### Input material
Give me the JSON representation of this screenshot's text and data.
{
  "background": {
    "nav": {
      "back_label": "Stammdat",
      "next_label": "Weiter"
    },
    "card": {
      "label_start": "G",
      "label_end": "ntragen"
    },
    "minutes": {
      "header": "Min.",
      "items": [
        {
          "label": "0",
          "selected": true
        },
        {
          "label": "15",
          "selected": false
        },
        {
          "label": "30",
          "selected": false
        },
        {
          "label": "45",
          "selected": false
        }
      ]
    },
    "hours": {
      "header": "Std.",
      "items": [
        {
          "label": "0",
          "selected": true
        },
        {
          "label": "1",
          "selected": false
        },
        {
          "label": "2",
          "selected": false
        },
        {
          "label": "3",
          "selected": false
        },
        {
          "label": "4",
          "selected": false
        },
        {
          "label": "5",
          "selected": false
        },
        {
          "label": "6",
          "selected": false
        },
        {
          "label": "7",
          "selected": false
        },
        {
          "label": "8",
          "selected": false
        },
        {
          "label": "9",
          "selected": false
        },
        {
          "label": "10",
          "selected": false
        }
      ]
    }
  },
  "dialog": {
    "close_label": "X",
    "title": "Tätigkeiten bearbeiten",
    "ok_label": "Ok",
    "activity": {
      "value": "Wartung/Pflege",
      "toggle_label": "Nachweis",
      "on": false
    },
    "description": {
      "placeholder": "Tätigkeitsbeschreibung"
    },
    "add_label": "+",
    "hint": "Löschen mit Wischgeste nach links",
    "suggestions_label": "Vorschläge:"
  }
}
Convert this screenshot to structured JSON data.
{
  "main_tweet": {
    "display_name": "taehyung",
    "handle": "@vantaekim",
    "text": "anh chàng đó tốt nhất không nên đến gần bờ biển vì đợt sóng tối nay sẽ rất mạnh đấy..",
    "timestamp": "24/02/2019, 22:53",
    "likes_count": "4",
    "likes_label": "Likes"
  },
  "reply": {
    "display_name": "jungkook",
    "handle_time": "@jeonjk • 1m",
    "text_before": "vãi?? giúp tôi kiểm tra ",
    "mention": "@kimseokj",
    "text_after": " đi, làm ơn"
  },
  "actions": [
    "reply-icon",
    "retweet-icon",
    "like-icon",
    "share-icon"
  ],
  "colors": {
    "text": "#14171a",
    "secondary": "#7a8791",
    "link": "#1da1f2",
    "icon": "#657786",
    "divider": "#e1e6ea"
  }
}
######
▸ **Goal**: Scan the data above and copy every line with "JSON" in it.

▸ **Task answer**:
Give me the JSON representation of this screenshot's text and data.
Convert this screenshot to structured JSON data.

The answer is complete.